── Listed records ──

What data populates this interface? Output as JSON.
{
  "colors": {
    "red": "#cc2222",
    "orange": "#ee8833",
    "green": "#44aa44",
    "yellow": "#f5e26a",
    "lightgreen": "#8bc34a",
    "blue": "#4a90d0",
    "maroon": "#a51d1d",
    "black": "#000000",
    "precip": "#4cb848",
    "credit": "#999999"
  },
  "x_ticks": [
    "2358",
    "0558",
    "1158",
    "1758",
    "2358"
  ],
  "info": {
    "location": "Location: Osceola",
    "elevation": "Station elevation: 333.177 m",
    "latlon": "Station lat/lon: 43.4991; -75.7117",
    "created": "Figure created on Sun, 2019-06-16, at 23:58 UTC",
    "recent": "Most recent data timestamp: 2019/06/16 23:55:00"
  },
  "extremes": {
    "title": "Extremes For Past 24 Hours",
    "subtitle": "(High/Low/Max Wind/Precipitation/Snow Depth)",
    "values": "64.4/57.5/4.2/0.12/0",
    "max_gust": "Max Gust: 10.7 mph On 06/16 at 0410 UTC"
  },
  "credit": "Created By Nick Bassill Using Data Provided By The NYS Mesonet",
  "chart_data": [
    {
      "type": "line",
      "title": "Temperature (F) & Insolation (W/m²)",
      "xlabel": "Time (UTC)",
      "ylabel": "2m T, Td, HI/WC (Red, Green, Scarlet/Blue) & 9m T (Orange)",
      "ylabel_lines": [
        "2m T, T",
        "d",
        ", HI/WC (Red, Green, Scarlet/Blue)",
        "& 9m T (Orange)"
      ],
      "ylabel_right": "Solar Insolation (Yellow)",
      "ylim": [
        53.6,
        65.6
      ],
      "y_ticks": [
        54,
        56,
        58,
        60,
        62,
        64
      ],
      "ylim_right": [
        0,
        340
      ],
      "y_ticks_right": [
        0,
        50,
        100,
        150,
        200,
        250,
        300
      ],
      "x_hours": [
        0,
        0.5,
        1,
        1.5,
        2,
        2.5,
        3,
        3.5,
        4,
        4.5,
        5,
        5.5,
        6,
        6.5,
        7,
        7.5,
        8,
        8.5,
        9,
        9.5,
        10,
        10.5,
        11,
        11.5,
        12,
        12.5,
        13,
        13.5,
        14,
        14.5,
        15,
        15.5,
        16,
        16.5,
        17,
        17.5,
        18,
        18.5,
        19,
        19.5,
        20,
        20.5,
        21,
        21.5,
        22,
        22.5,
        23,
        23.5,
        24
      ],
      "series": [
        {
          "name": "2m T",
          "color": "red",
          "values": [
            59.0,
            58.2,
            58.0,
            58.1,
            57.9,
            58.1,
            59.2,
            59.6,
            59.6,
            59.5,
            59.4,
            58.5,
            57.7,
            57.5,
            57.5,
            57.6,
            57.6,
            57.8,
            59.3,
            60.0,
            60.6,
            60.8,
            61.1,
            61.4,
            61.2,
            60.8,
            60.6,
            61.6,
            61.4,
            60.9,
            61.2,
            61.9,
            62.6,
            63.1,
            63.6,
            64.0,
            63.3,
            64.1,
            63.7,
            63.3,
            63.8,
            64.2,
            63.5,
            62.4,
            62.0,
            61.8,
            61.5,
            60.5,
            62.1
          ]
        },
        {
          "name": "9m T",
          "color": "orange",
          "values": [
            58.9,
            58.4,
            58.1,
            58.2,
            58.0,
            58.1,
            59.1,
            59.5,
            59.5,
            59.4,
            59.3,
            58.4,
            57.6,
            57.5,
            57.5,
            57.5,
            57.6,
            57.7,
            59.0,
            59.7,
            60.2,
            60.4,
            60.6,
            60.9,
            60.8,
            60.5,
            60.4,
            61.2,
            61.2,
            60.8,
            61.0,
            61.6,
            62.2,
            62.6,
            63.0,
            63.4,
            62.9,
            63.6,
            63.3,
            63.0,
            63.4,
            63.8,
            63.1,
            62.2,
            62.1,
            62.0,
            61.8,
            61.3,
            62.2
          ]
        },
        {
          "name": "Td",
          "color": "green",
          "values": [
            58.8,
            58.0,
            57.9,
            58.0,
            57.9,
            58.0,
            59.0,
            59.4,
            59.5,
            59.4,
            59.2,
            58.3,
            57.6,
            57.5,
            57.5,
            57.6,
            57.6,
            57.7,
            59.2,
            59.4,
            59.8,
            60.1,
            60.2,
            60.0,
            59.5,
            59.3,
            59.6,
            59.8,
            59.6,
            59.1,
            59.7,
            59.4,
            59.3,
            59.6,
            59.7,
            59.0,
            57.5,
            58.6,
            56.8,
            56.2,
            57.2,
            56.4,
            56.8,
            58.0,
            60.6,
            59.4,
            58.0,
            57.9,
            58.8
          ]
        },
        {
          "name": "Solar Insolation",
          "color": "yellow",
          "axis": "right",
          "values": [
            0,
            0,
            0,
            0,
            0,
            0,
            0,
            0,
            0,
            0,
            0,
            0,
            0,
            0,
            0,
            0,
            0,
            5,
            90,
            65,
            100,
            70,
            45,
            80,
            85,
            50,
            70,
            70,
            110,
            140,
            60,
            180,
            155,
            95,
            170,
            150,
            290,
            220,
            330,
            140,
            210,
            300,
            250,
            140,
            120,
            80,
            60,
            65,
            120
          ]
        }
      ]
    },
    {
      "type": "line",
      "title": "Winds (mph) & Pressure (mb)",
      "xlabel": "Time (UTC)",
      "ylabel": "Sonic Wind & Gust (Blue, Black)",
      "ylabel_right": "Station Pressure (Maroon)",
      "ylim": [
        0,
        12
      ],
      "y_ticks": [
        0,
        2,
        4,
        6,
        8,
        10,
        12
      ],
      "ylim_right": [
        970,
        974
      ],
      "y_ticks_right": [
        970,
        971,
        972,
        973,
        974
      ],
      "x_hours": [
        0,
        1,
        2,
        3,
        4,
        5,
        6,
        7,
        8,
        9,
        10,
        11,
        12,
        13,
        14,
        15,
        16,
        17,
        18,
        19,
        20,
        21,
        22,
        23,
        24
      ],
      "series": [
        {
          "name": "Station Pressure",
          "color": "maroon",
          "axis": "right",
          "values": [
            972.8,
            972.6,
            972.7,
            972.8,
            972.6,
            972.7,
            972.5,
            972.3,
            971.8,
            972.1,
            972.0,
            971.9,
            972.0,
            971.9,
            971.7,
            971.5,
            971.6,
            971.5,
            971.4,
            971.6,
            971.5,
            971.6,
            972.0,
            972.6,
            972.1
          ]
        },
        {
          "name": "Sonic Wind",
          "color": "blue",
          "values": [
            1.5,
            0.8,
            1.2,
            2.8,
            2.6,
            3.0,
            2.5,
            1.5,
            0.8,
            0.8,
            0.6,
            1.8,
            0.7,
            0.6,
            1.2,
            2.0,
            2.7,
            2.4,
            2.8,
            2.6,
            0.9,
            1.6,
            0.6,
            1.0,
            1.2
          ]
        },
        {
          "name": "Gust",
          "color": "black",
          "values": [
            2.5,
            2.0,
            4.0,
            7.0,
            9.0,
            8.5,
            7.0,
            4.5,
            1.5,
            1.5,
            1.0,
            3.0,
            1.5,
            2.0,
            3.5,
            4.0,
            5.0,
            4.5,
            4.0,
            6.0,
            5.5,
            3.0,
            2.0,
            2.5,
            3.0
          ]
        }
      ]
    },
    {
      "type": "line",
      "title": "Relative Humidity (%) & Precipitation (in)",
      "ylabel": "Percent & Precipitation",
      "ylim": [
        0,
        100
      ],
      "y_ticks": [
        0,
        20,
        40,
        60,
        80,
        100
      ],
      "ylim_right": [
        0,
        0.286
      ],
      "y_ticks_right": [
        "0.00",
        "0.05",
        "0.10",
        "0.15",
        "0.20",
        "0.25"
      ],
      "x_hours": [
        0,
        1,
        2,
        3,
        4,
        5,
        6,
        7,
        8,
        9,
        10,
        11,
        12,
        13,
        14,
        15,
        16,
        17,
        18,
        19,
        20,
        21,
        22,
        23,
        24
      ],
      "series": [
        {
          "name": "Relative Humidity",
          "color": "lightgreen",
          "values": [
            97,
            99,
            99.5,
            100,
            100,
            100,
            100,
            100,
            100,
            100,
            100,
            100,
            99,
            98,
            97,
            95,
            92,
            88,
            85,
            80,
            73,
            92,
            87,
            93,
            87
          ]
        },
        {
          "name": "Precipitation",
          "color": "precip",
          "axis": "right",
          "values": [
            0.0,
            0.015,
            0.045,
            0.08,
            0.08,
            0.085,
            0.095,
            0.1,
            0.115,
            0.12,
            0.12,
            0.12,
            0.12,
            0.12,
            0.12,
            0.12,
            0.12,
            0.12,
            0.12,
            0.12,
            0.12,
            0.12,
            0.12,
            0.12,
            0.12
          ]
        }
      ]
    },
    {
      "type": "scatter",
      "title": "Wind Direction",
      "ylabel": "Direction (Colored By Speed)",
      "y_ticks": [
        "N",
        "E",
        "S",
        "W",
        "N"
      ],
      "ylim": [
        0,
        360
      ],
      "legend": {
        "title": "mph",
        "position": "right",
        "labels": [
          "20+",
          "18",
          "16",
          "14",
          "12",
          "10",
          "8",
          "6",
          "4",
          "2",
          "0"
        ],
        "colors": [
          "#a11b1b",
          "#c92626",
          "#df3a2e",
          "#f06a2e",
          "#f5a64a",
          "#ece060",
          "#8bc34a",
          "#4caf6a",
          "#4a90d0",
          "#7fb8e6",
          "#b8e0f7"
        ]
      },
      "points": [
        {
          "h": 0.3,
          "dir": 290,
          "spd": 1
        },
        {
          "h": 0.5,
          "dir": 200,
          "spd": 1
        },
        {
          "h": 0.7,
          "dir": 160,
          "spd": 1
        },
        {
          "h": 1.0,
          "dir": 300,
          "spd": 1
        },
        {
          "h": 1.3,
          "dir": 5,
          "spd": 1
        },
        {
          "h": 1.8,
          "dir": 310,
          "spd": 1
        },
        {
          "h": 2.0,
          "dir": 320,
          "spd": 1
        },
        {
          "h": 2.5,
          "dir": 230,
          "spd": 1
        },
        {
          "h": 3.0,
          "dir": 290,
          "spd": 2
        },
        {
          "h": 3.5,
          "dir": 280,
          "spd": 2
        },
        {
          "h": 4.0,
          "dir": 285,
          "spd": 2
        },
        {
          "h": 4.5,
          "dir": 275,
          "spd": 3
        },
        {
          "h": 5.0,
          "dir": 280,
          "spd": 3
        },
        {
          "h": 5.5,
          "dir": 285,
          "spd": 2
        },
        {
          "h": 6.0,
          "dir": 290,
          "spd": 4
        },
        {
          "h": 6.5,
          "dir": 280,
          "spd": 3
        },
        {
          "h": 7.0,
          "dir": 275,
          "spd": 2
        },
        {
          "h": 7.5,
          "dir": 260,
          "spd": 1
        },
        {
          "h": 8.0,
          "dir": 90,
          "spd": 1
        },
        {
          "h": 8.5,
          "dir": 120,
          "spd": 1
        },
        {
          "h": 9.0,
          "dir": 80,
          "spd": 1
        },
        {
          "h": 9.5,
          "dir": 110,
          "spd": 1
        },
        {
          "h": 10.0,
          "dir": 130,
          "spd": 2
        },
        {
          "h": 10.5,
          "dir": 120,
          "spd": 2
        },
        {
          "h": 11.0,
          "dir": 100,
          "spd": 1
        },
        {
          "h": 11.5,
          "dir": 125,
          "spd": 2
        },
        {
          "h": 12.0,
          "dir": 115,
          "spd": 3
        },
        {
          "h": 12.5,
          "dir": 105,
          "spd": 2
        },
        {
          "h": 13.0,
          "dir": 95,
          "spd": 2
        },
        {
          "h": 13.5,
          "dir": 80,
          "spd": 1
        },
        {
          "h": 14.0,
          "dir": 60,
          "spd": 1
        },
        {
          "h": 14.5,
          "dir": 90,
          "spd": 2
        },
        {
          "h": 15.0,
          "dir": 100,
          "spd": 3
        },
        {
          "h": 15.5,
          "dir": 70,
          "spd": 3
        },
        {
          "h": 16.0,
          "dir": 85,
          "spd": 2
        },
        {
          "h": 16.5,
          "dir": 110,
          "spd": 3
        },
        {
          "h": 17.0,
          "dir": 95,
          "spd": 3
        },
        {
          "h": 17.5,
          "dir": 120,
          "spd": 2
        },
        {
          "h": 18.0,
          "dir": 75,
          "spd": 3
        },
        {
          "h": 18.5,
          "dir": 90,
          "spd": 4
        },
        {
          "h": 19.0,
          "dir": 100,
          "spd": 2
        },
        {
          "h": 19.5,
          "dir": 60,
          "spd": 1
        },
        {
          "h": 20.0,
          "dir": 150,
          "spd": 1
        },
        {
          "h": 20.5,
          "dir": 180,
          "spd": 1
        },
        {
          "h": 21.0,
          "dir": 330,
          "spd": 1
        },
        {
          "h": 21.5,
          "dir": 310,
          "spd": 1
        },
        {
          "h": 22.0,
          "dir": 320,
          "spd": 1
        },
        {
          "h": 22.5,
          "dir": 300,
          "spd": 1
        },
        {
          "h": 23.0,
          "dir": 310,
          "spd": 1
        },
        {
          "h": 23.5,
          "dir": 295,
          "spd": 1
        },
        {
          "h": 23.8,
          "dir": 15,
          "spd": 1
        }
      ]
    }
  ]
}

───

Given exercise: Return a copy of every line that includes the word "Sonic".

Exercise result:
      "ylabel": "Sonic Wind & Gust (Blue, Black)",
          "name": "Sonic Wind",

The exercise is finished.